::: Input
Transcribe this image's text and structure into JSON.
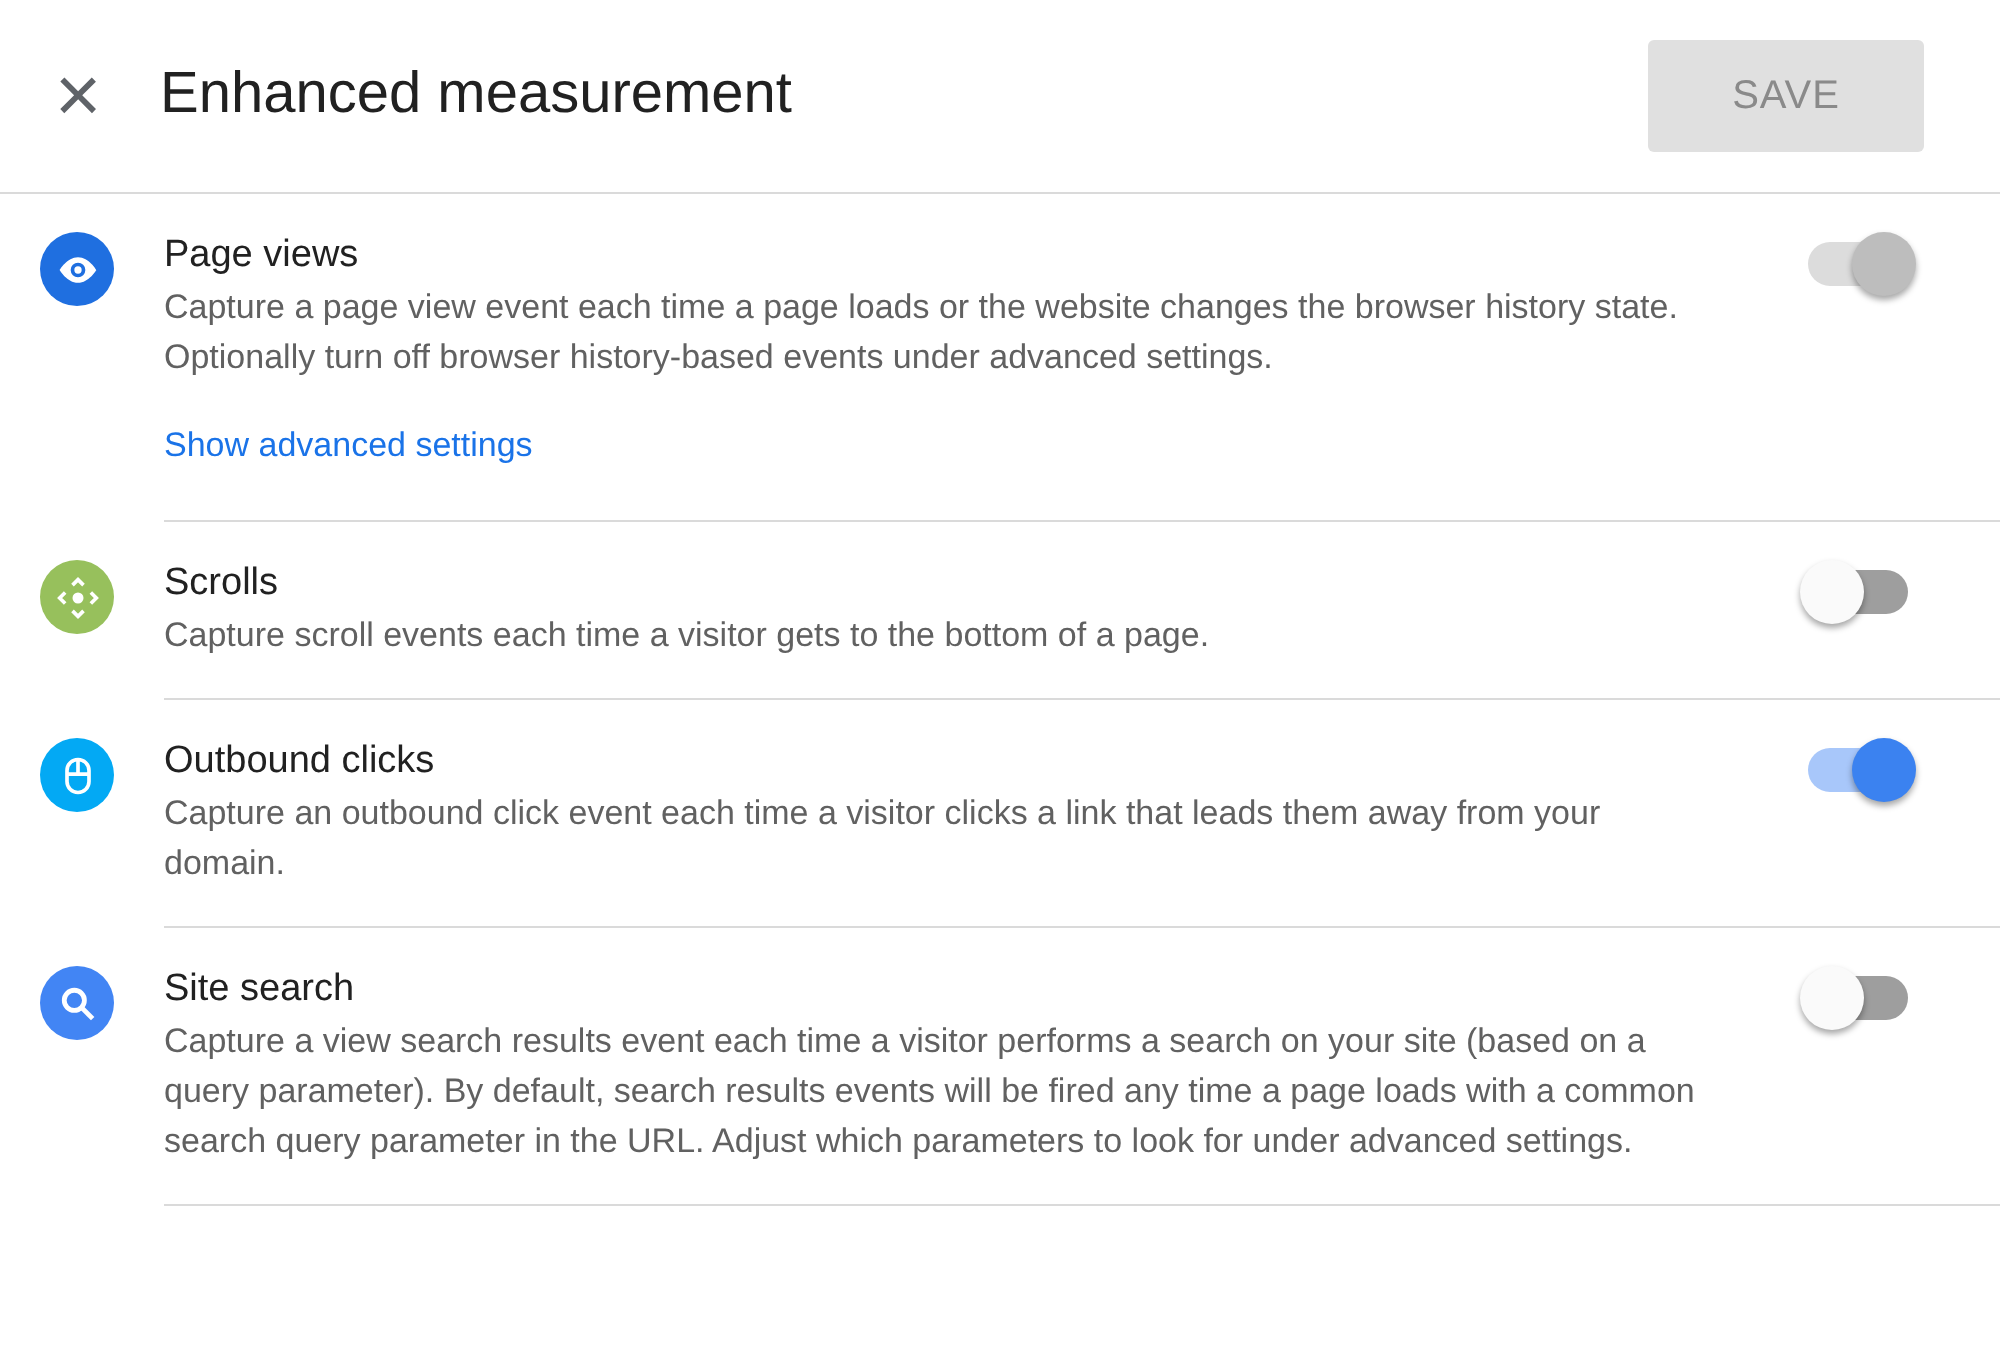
{
  "header": {
    "close": "×",
    "title": "Enhanced measurement",
    "save": {
      "label": "SAVE",
      "disabled": true
    }
  },
  "settings": [
    {
      "kind": "eye",
      "color": "#1f6fe0",
      "title": "Page views",
      "description": "Capture a page view event each time a page loads or the website changes the browser history state. Optionally turn off browser history-based events under advanced settings.",
      "link": "Show advanced settings",
      "on": true,
      "disabled": true
    },
    {
      "kind": "scroll",
      "color": "#97c05c",
      "title": "Scrolls",
      "description": "Capture scroll events each time a visitor gets to the bottom of a page.",
      "on": false,
      "disabled": false
    },
    {
      "kind": "mouse",
      "color": "#03a9f4",
      "title": "Outbound clicks",
      "description": "Capture an outbound click event each time a visitor clicks a link that leads them away from your domain.",
      "on": true,
      "disabled": false
    },
    {
      "kind": "search",
      "color": "#4285f4",
      "title": "Site search",
      "description": "Capture a view search results event each time a visitor performs a search on your site (based on a query parameter). By default, search results events will be fired any time a page loads with a common search query parameter in the URL. Adjust which parameters to look for under advanced settings.",
      "on": false,
      "disabled": false
    }
  ]
}
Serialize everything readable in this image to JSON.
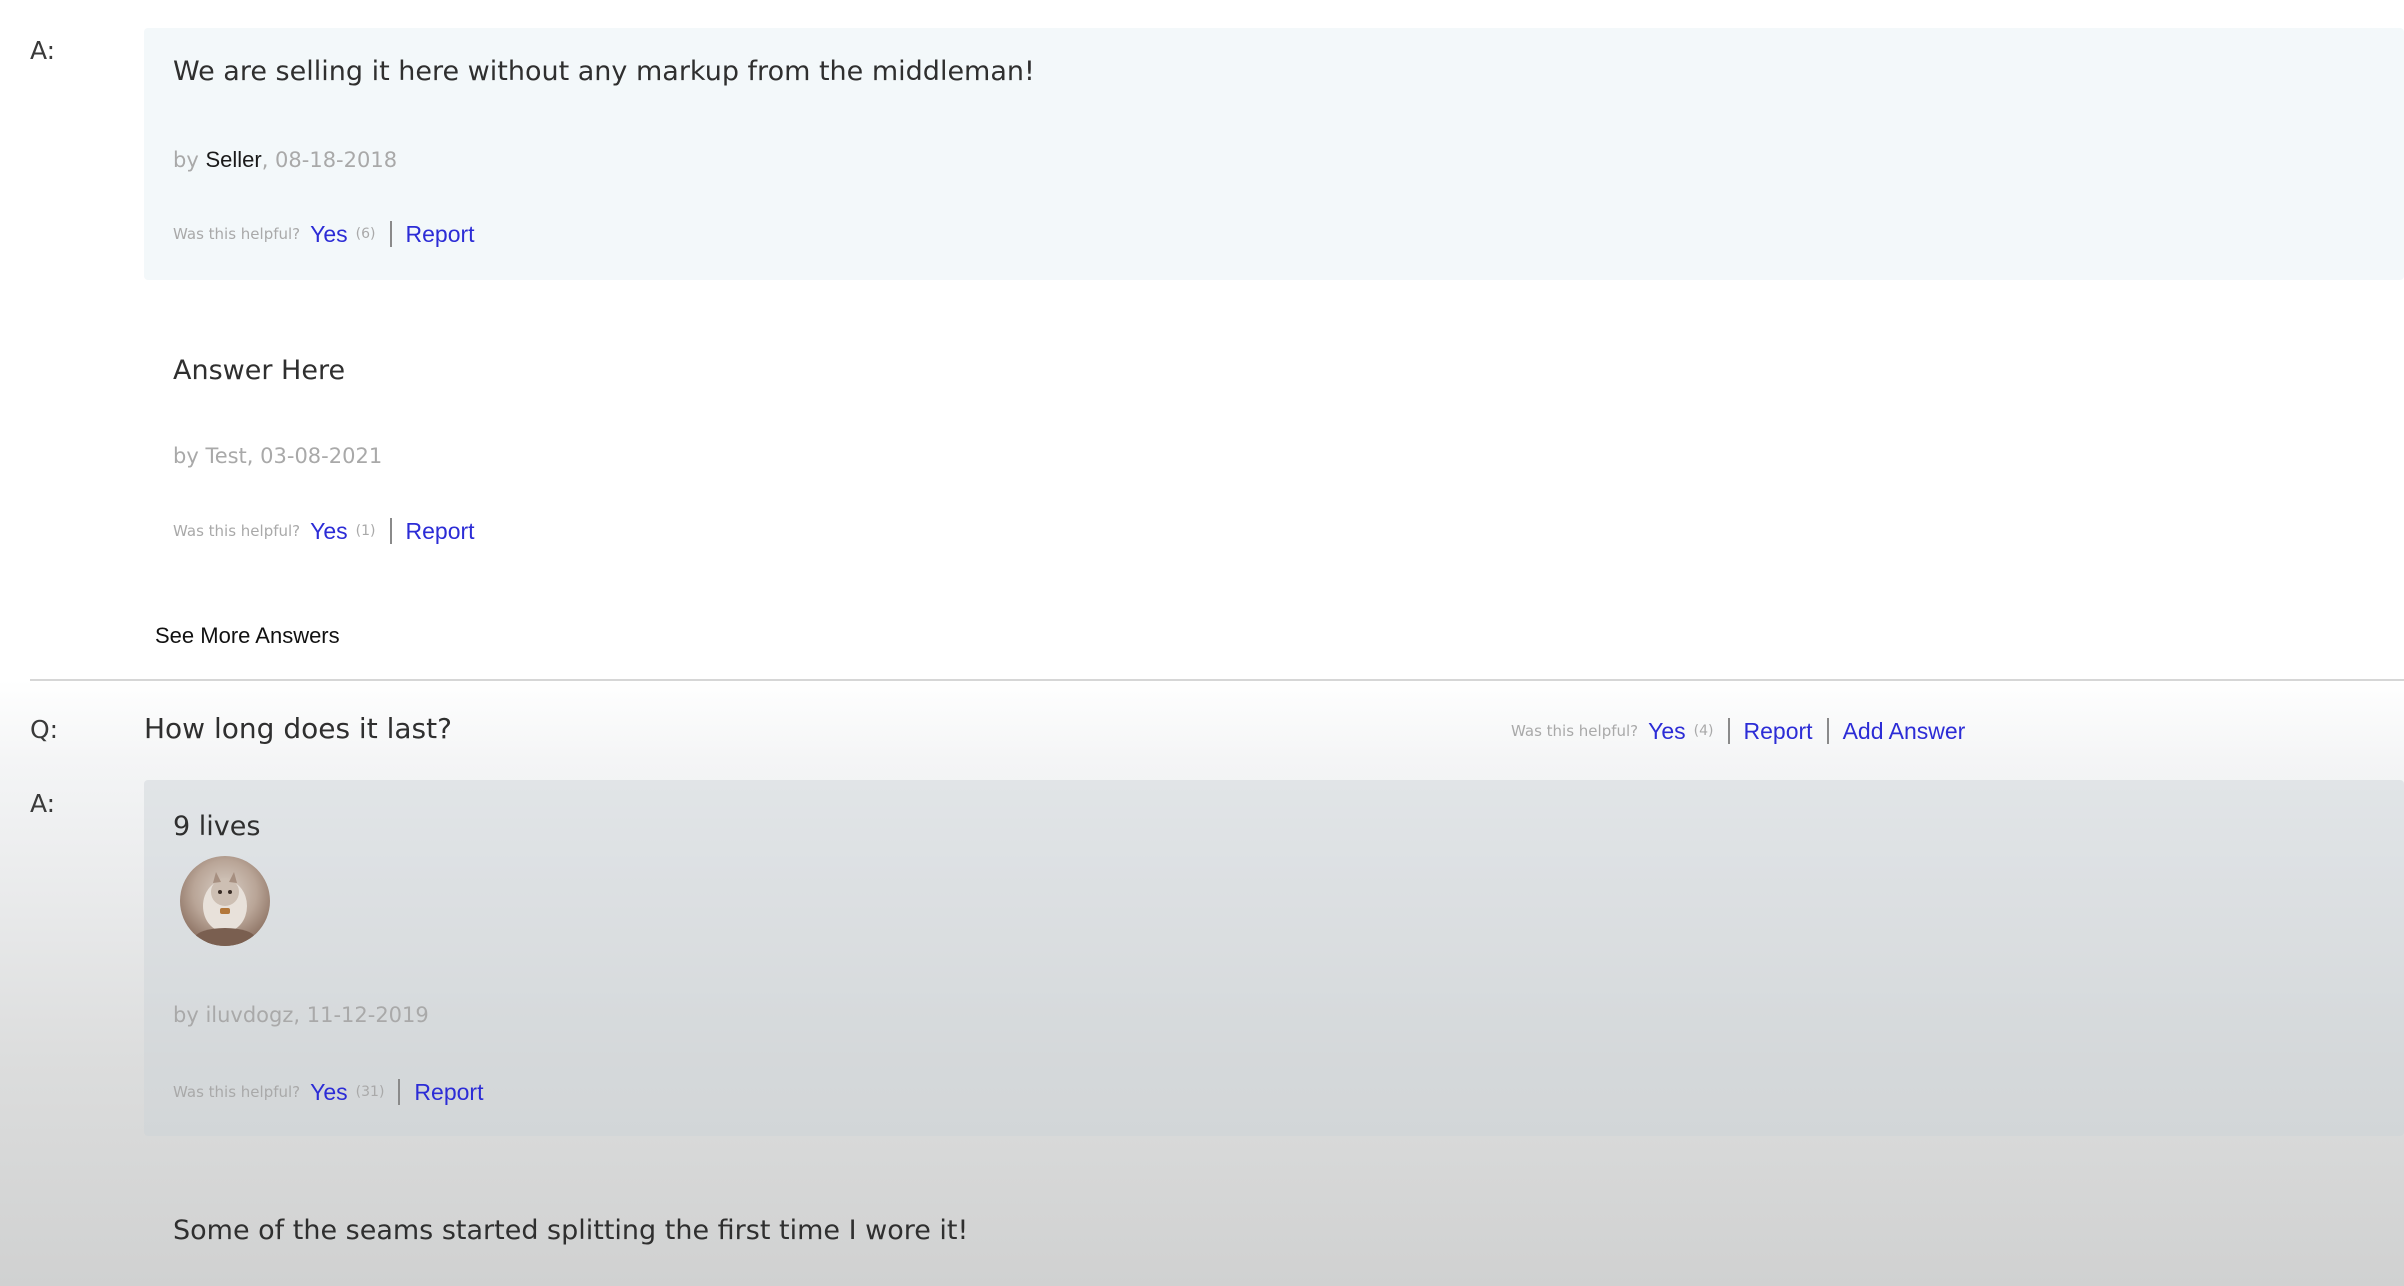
{
  "qa": {
    "first_block": {
      "answer_prefix": "A:",
      "answers": [
        {
          "text": "We are selling it here without any markup from the middleman!",
          "by_prefix": "by ",
          "author": "Seller",
          "date_suffix": ", 08-18-2018",
          "helpful_label": "Was this helpful?",
          "yes_label": "Yes",
          "yes_count": "(6)",
          "report_label": "Report"
        },
        {
          "text": "Answer Here",
          "by_prefix": "by ",
          "author": "Test",
          "date_suffix": ", 03-08-2021",
          "helpful_label": "Was this helpful?",
          "yes_label": "Yes",
          "yes_count": "(1)",
          "report_label": "Report"
        }
      ],
      "see_more_label": "See More Answers"
    },
    "second_block": {
      "question_prefix": "Q:",
      "question_text": "How long does it last?",
      "question_helpful_label": "Was this helpful?",
      "question_yes_label": "Yes",
      "question_yes_count": "(4)",
      "question_report_label": "Report",
      "add_answer_label": "Add Answer",
      "answer_prefix": "A:",
      "answers": [
        {
          "text": "9 lives",
          "has_image": true,
          "by_prefix": "by ",
          "author": "iluvdogz",
          "date_suffix": ", 11-12-2019",
          "helpful_label": "Was this helpful?",
          "yes_label": "Yes",
          "yes_count": "(31)",
          "report_label": "Report"
        },
        {
          "text": "Some of the seams started splitting the first time I wore it!"
        }
      ]
    }
  },
  "colors": {
    "link": "#2c2cd6",
    "muted": "#a9a9a9",
    "text": "#2f2f2f",
    "answer_box_light": "#f3f8fa"
  }
}
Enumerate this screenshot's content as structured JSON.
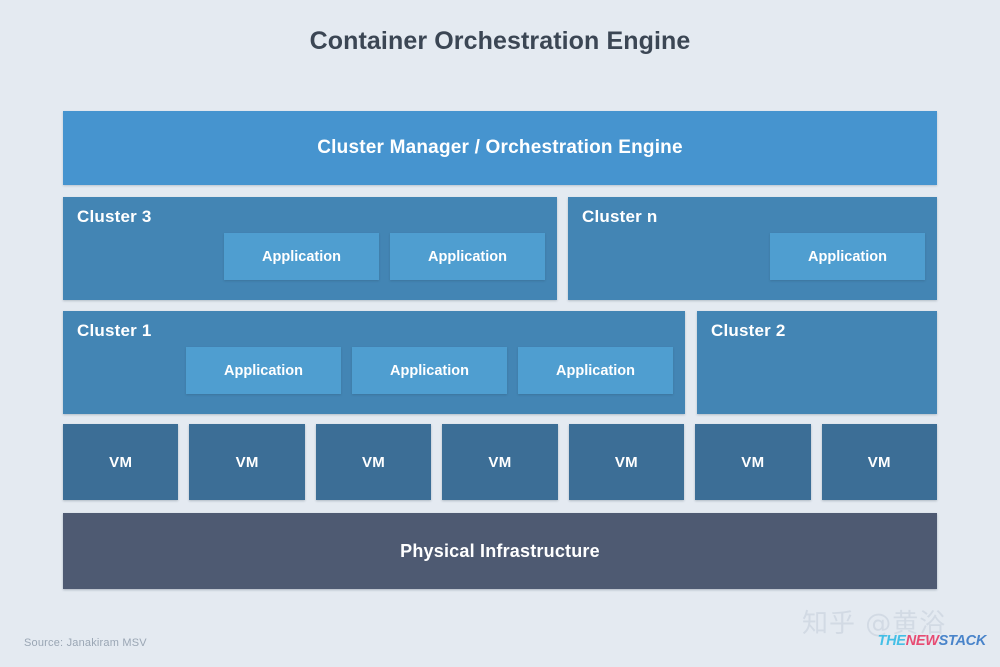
::::::
Stated exercise
Repeat the material above word for word and skip every image in it.

Expected answer
Transcribe this image's text and structure into JSON.
{
  "header": {
    "close": "×",
    "title": "Enhanced measurement",
    "save": {
      "label": "SAVE",
      "disabled": true
    }
  },
  "settings": [
    {
      "kind": "eye",
      "color": "#1f6fe0",
      "title": "Page views",
      "description": "Capture a page view event each time a page loads or the website changes the browser history state. Optionally turn off browser history-based events under advanced settings.",
      "link": "Show advanced settings",
      "on": true,
      "disabled": true
    },
    {
      "kind": "scroll",
      "color": "#97c05c",
      "title": "Scrolls",
      "description": "Capture scroll events each time a visitor gets to the bottom of a page.",
      "on": false,
      "disabled": false
    },
    {
      "kind": "mouse",
      "color": "#03a9f4",
      "title": "Outbound clicks",
      "description": "Capture an outbound click event each time a visitor clicks a link that leads them away from your domain.",
      "on": true,
      "disabled": false
    },
    {
      "kind": "search",
      "color": "#4285f4",
      "title": "Site search",
      "description": "Capture a view search results event each time a visitor performs a search on your site (based on a query parameter). By default, search results events will be fired any time a page loads with a common search query parameter in the URL. Adjust which parameters to look for under advanced settings.",
      "on": false,
      "disabled": false
    }
  ]
}
Serialize everything readable in this image to JSON.
{
  "qa": {
    "first_block": {
      "answer_prefix": "A:",
      "answers": [
        {
          "text": "We are selling it here without any markup from the middleman!",
          "by_prefix": "by ",
          "author": "Seller",
          "date_suffix": ", 08-18-2018",
          "helpful_label": "Was this helpful?",
          "yes_label": "Yes",
          "yes_count": "(6)",
          "report_label": "Report"
        },
        {
          "text": "Answer Here",
          "by_prefix": "by ",
          "author": "Test",
          "date_suffix": ", 03-08-2021",
          "helpful_label": "Was this helpful?",
          "yes_label": "Yes",
          "yes_count": "(1)",
          "report_label": "Report"
        }
      ],
      "see_more_label": "See More Answers"
    },
    "second_block": {
      "question_prefix": "Q:",
      "question_text": "How long does it last?",
      "question_helpful_label": "Was this helpful?",
      "question_yes_label": "Yes",
      "question_yes_count": "(4)",
      "question_report_label": "Report",
      "add_answer_label": "Add Answer",
      "answer_prefix": "A:",
      "answers": [
        {
          "text": "9 lives",
          "has_image": true,
          "by_prefix": "by ",
          "author": "iluvdogz",
          "date_suffix": ", 11-12-2019",
          "helpful_label": "Was this helpful?",
          "yes_label": "Yes",
          "yes_count": "(31)",
          "report_label": "Report"
        },
        {
          "text": "Some of the seams started splitting the first time I wore it!"
        }
      ]
    }
  },
  "colors": {
    "link": "#2c2cd6",
    "muted": "#a9a9a9",
    "text": "#2f2f2f",
    "answer_box_light": "#f3f8fa"
  }
}
Enumerate this screenshot's content as structured JSON.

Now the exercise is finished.